• THE RECORDS
'''

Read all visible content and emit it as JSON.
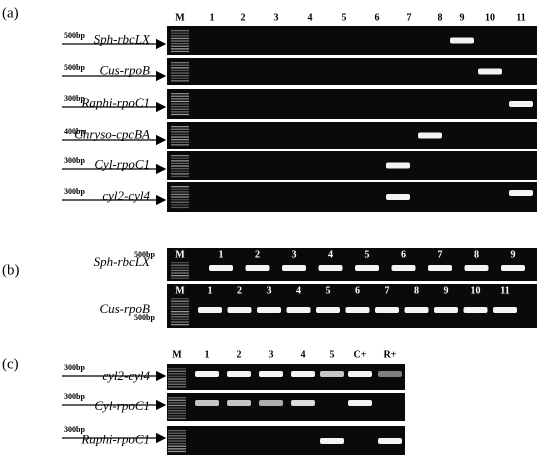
{
  "panels": [
    {
      "label": "(a)",
      "lanes": [
        "M",
        "1",
        "2",
        "3",
        "4",
        "5",
        "6",
        "7",
        "8",
        "9",
        "10",
        "11"
      ],
      "rows": [
        {
          "gene": "Sph-rbcLX",
          "marker": "500bp"
        },
        {
          "gene": "Cus-rpoB",
          "marker": "500bp"
        },
        {
          "gene": "Raphi-rpoC1",
          "marker": "300bp"
        },
        {
          "gene": "Chryso-cpcBA",
          "marker": "400bp"
        },
        {
          "gene": "Cyl-rpoC1",
          "marker": "300bp"
        },
        {
          "gene": "cyl2-cyl4",
          "marker": "300bp"
        }
      ]
    },
    {
      "label": "(b)",
      "gels": [
        {
          "lanes": [
            "M",
            "1",
            "2",
            "3",
            "4",
            "5",
            "6",
            "7",
            "8",
            "9"
          ],
          "gene": "Sph-rbcLX",
          "marker": "500bp"
        },
        {
          "lanes": [
            "M",
            "1",
            "2",
            "3",
            "4",
            "5",
            "6",
            "7",
            "8",
            "9",
            "10",
            "11"
          ],
          "gene": "Cus-rpoB",
          "marker": "500bp"
        }
      ]
    },
    {
      "label": "(c)",
      "lanes": [
        "M",
        "1",
        "2",
        "3",
        "4",
        "5",
        "C+",
        "R+"
      ],
      "rows": [
        {
          "gene": "cyl2-cyl4",
          "marker": "300bp"
        },
        {
          "gene": "Cyl-rpoC1",
          "marker": "300bp"
        },
        {
          "gene": "Raphi-rpoC1",
          "marker": "300bp"
        }
      ]
    }
  ]
}
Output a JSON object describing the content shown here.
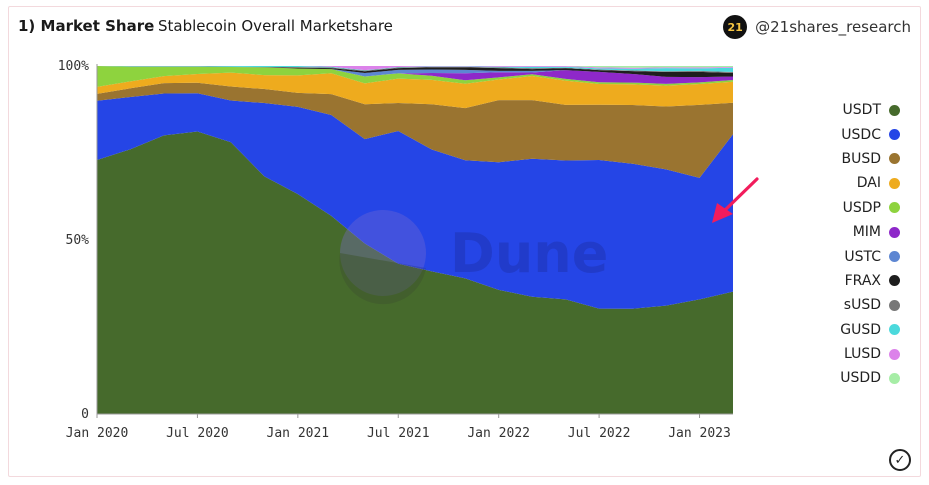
{
  "header": {
    "title": "1) Market Share",
    "subtitle": "Stablecoin Overall Marketshare",
    "brand_logo_text": "21",
    "brand": "@21shares_research"
  },
  "watermark": "Dune",
  "chart_data": {
    "type": "area",
    "stacked": true,
    "normalized": true,
    "title": "Stablecoin Overall Marketshare",
    "y_ticks": [
      "0",
      "50%",
      "100%"
    ],
    "x_ticks": [
      "Jan 2020",
      "Jul 2020",
      "Jan 2021",
      "Jul 2021",
      "Jan 2022",
      "Jul 2022",
      "Jan 2023"
    ],
    "x": [
      "Jan 2020",
      "Mar 2020",
      "May 2020",
      "Jul 2020",
      "Sep 2020",
      "Nov 2020",
      "Jan 2021",
      "Mar 2021",
      "May 2021",
      "Jul 2021",
      "Sep 2021",
      "Nov 2021",
      "Jan 2022",
      "Mar 2022",
      "May 2022",
      "Jul 2022",
      "Sep 2022",
      "Nov 2022",
      "Jan 2023",
      "Mar 2023"
    ],
    "ylim": [
      0,
      100
    ],
    "series": [
      {
        "name": "USDT",
        "color": "#466a2c",
        "values": [
          73,
          76,
          80,
          81,
          78,
          68,
          63,
          57,
          49,
          43,
          41,
          39,
          36,
          34,
          33,
          30.5,
          30.5,
          31,
          33,
          35
        ]
      },
      {
        "name": "USDC",
        "color": "#2545e6",
        "values": [
          17,
          15,
          12,
          11,
          12,
          21,
          25,
          29,
          30,
          38,
          35,
          34,
          37,
          40,
          40,
          43,
          42,
          39,
          35,
          45
        ]
      },
      {
        "name": "BUSD",
        "color": "#9a7430",
        "values": [
          2,
          2.5,
          3,
          3,
          4,
          4,
          4,
          6,
          10,
          8,
          13,
          15,
          18,
          17,
          16,
          16,
          17,
          18,
          21,
          9
        ]
      },
      {
        "name": "DAI",
        "color": "#eeab1e",
        "values": [
          2,
          2,
          2,
          2.5,
          4,
          4,
          5,
          6,
          6,
          7,
          7,
          7,
          6,
          7,
          7,
          6,
          6,
          6,
          6,
          6
        ]
      },
      {
        "name": "USDP",
        "color": "#8ed33e",
        "values": [
          6,
          4.2,
          2.7,
          2.1,
          1.6,
          2.2,
          2,
          1.2,
          2,
          1.5,
          1.2,
          1,
          0.6,
          0.5,
          0.5,
          0.5,
          0.5,
          0.5,
          0.5,
          0.5
        ]
      },
      {
        "name": "MIM",
        "color": "#8e28c9",
        "values": [
          0,
          0,
          0,
          0,
          0,
          0,
          0,
          0,
          0,
          0,
          0.8,
          2,
          1.5,
          0.5,
          2.5,
          3,
          2.5,
          2,
          1.5,
          1
        ]
      },
      {
        "name": "USTC",
        "color": "#5d86d2",
        "values": [
          0,
          0,
          0,
          0,
          0,
          0,
          0,
          0,
          1,
          1,
          1,
          1,
          0.4,
          0.5,
          0,
          0,
          0,
          0,
          0,
          0
        ]
      },
      {
        "name": "FRAX",
        "color": "#1e1e1e",
        "values": [
          0,
          0,
          0,
          0,
          0,
          0,
          0.2,
          0.3,
          0.5,
          0.5,
          0.6,
          0.7,
          0.8,
          0.5,
          0.6,
          0.5,
          0.8,
          1.4,
          1.5,
          1
        ]
      },
      {
        "name": "sUSD",
        "color": "#777777",
        "values": [
          0,
          0.1,
          0.1,
          0.1,
          0.1,
          0.1,
          0.2,
          0.2,
          0.2,
          0.2,
          0.2,
          0.2,
          0.2,
          0.3,
          0.1,
          0.2,
          0.2,
          0.2,
          0.3,
          0.3
        ]
      },
      {
        "name": "GUSD",
        "color": "#4bd9dc",
        "values": [
          0,
          0.1,
          0.1,
          0.1,
          0.2,
          0.3,
          0.3,
          0.2,
          0.1,
          0.1,
          0.1,
          0.1,
          0.2,
          0.4,
          0.3,
          0.3,
          0.5,
          0.9,
          0.7,
          1.2
        ]
      },
      {
        "name": "LUSD",
        "color": "#dc82ea",
        "values": [
          0,
          0,
          0,
          0,
          0,
          0,
          0,
          0.2,
          1.2,
          0.3,
          0.1,
          0.1,
          0.2,
          0.2,
          0.2,
          0.3,
          0.3,
          0.2,
          0.3,
          0.2
        ]
      },
      {
        "name": "USDD",
        "color": "#a6eda6",
        "values": [
          0,
          0,
          0,
          0,
          0,
          0,
          0,
          0,
          0,
          0,
          0,
          0,
          0,
          0,
          0,
          0.4,
          0.5,
          0.4,
          0.4,
          0.3
        ]
      }
    ],
    "legend_placement": "right",
    "annotation": "arrow pointing to the USDC band near Mar 2023"
  }
}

'''

• EXERCISE DETAILS
Restate the whole of the material word for word without the pictures.

• WRITTEN RESPONSE
Read all visible content and emit it as JSON.
{
  "panels": [
    {
      "label": "(a)",
      "lanes": [
        "M",
        "1",
        "2",
        "3",
        "4",
        "5",
        "6",
        "7",
        "8",
        "9",
        "10",
        "11"
      ],
      "rows": [
        {
          "gene": "Sph-rbcLX",
          "marker": "500bp"
        },
        {
          "gene": "Cus-rpoB",
          "marker": "500bp"
        },
        {
          "gene": "Raphi-rpoC1",
          "marker": "300bp"
        },
        {
          "gene": "Chryso-cpcBA",
          "marker": "400bp"
        },
        {
          "gene": "Cyl-rpoC1",
          "marker": "300bp"
        },
        {
          "gene": "cyl2-cyl4",
          "marker": "300bp"
        }
      ]
    },
    {
      "label": "(b)",
      "gels": [
        {
          "lanes": [
            "M",
            "1",
            "2",
            "3",
            "4",
            "5",
            "6",
            "7",
            "8",
            "9"
          ],
          "gene": "Sph-rbcLX",
          "marker": "500bp"
        },
        {
          "lanes": [
            "M",
            "1",
            "2",
            "3",
            "4",
            "5",
            "6",
            "7",
            "8",
            "9",
            "10",
            "11"
          ],
          "gene": "Cus-rpoB",
          "marker": "500bp"
        }
      ]
    },
    {
      "label": "(c)",
      "lanes": [
        "M",
        "1",
        "2",
        "3",
        "4",
        "5",
        "C+",
        "R+"
      ],
      "rows": [
        {
          "gene": "cyl2-cyl4",
          "marker": "300bp"
        },
        {
          "gene": "Cyl-rpoC1",
          "marker": "300bp"
        },
        {
          "gene": "Raphi-rpoC1",
          "marker": "300bp"
        }
      ]
    }
  ]
}
Output a JSON object describing the content shown here.
{
  "header": {
    "title": "1) Market Share",
    "subtitle": "Stablecoin Overall Marketshare",
    "brand_logo_text": "21",
    "brand": "@21shares_research"
  },
  "watermark": "Dune",
  "chart_data": {
    "type": "area",
    "stacked": true,
    "normalized": true,
    "title": "Stablecoin Overall Marketshare",
    "y_ticks": [
      "0",
      "50%",
      "100%"
    ],
    "x_ticks": [
      "Jan 2020",
      "Jul 2020",
      "Jan 2021",
      "Jul 2021",
      "Jan 2022",
      "Jul 2022",
      "Jan 2023"
    ],
    "x": [
      "Jan 2020",
      "Mar 2020",
      "May 2020",
      "Jul 2020",
      "Sep 2020",
      "Nov 2020",
      "Jan 2021",
      "Mar 2021",
      "May 2021",
      "Jul 2021",
      "Sep 2021",
      "Nov 2021",
      "Jan 2022",
      "Mar 2022",
      "May 2022",
      "Jul 2022",
      "Sep 2022",
      "Nov 2022",
      "Jan 2023",
      "Mar 2023"
    ],
    "ylim": [
      0,
      100
    ],
    "series": [
      {
        "name": "USDT",
        "color": "#466a2c",
        "values": [
          73,
          76,
          80,
          81,
          78,
          68,
          63,
          57,
          49,
          43,
          41,
          39,
          36,
          34,
          33,
          30.5,
          30.5,
          31,
          33,
          35
        ]
      },
      {
        "name": "USDC",
        "color": "#2545e6",
        "values": [
          17,
          15,
          12,
          11,
          12,
          21,
          25,
          29,
          30,
          38,
          35,
          34,
          37,
          40,
          40,
          43,
          42,
          39,
          35,
          45
        ]
      },
      {
        "name": "BUSD",
        "color": "#9a7430",
        "values": [
          2,
          2.5,
          3,
          3,
          4,
          4,
          4,
          6,
          10,
          8,
          13,
          15,
          18,
          17,
          16,
          16,
          17,
          18,
          21,
          9
        ]
      },
      {
        "name": "DAI",
        "color": "#eeab1e",
        "values": [
          2,
          2,
          2,
          2.5,
          4,
          4,
          5,
          6,
          6,
          7,
          7,
          7,
          6,
          7,
          7,
          6,
          6,
          6,
          6,
          6
        ]
      },
      {
        "name": "USDP",
        "color": "#8ed33e",
        "values": [
          6,
          4.2,
          2.7,
          2.1,
          1.6,
          2.2,
          2,
          1.2,
          2,
          1.5,
          1.2,
          1,
          0.6,
          0.5,
          0.5,
          0.5,
          0.5,
          0.5,
          0.5,
          0.5
        ]
      },
      {
        "name": "MIM",
        "color": "#8e28c9",
        "values": [
          0,
          0,
          0,
          0,
          0,
          0,
          0,
          0,
          0,
          0,
          0.8,
          2,
          1.5,
          0.5,
          2.5,
          3,
          2.5,
          2,
          1.5,
          1
        ]
      },
      {
        "name": "USTC",
        "color": "#5d86d2",
        "values": [
          0,
          0,
          0,
          0,
          0,
          0,
          0,
          0,
          1,
          1,
          1,
          1,
          0.4,
          0.5,
          0,
          0,
          0,
          0,
          0,
          0
        ]
      },
      {
        "name": "FRAX",
        "color": "#1e1e1e",
        "values": [
          0,
          0,
          0,
          0,
          0,
          0,
          0.2,
          0.3,
          0.5,
          0.5,
          0.6,
          0.7,
          0.8,
          0.5,
          0.6,
          0.5,
          0.8,
          1.4,
          1.5,
          1
        ]
      },
      {
        "name": "sUSD",
        "color": "#777777",
        "values": [
          0,
          0.1,
          0.1,
          0.1,
          0.1,
          0.1,
          0.2,
          0.2,
          0.2,
          0.2,
          0.2,
          0.2,
          0.2,
          0.3,
          0.1,
          0.2,
          0.2,
          0.2,
          0.3,
          0.3
        ]
      },
      {
        "name": "GUSD",
        "color": "#4bd9dc",
        "values": [
          0,
          0.1,
          0.1,
          0.1,
          0.2,
          0.3,
          0.3,
          0.2,
          0.1,
          0.1,
          0.1,
          0.1,
          0.2,
          0.4,
          0.3,
          0.3,
          0.5,
          0.9,
          0.7,
          1.2
        ]
      },
      {
        "name": "LUSD",
        "color": "#dc82ea",
        "values": [
          0,
          0,
          0,
          0,
          0,
          0,
          0,
          0.2,
          1.2,
          0.3,
          0.1,
          0.1,
          0.2,
          0.2,
          0.2,
          0.3,
          0.3,
          0.2,
          0.3,
          0.2
        ]
      },
      {
        "name": "USDD",
        "color": "#a6eda6",
        "values": [
          0,
          0,
          0,
          0,
          0,
          0,
          0,
          0,
          0,
          0,
          0,
          0,
          0,
          0,
          0,
          0.4,
          0.5,
          0.4,
          0.4,
          0.3
        ]
      }
    ],
    "legend_placement": "right",
    "annotation": "arrow pointing to the USDC band near Mar 2023"
  }
}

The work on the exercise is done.